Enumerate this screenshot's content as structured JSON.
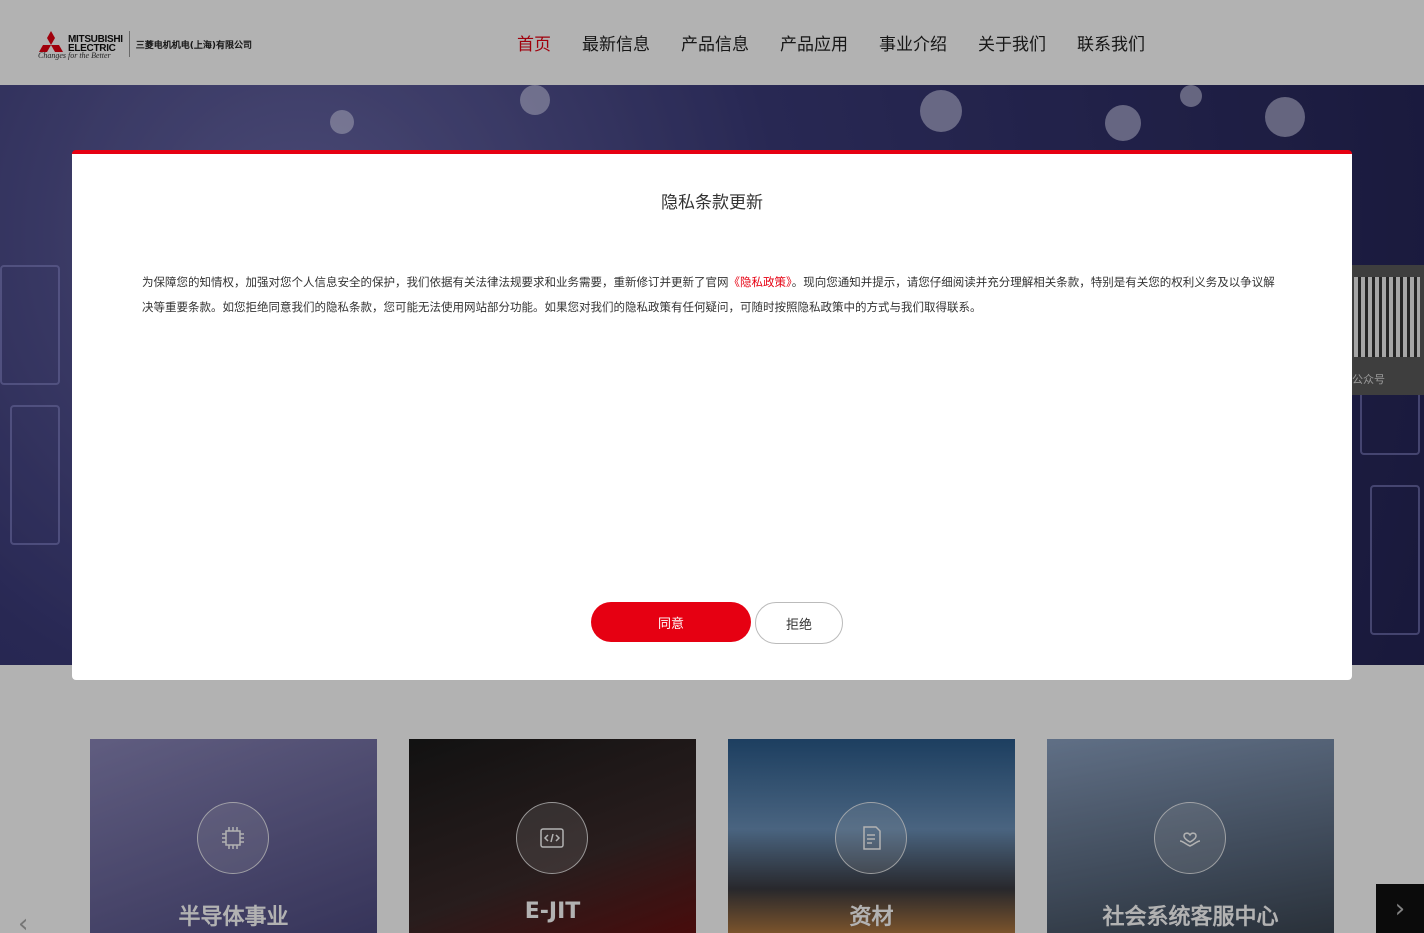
{
  "header": {
    "brand_line1": "MITSUBISHI",
    "brand_line2": "ELECTRIC",
    "tagline": "Changes for the Better",
    "company": "三菱电机机电(上海)有限公司",
    "accent_color": "#e60012",
    "nav": [
      {
        "label": "首页",
        "active": true
      },
      {
        "label": "最新信息"
      },
      {
        "label": "产品信息"
      },
      {
        "label": "产品应用"
      },
      {
        "label": "事业介绍"
      },
      {
        "label": "关于我们"
      },
      {
        "label": "联系我们"
      }
    ]
  },
  "side_panel": {
    "qr_label": "公众号"
  },
  "cards": [
    {
      "title": "半导体事业",
      "icon": "chip-icon"
    },
    {
      "title": "E-JIT",
      "icon": "code-icon"
    },
    {
      "title": "资材",
      "icon": "document-icon"
    },
    {
      "title": "社会系统客服中心",
      "icon": "care-hands-icon"
    }
  ],
  "carousel": {
    "prev_glyph": "‹",
    "next_glyph": "›"
  },
  "modal": {
    "title": "隐私条款更新",
    "body_before": "为保障您的知情权，加强对您个人信息安全的保护，我们依据有关法律法规要求和业务需要，重新修订并更新了官网",
    "policy_link": "《隐私政策》",
    "body_after": "。现向您通知并提示，请您仔细阅读并充分理解相关条款，特别是有关您的权利义务及以争议解决等重要条款。如您拒绝同意我们的隐私条款，您可能无法使用网站部分功能。如果您对我们的隐私政策有任何疑问，可随时按照隐私政策中的方式与我们取得联系。",
    "agree_label": "同意",
    "refuse_label": "拒绝"
  }
}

*GIVEN INSTRUCTION*: In the listing, find all lines with the string "title" and copy them.

*TASK SOLUTION*:
      "title": "半导体事业",
      "title": "E-JIT",
      "title": "资材",
      "title": "社会系统客服中心",
    "title": "隐私条款更新",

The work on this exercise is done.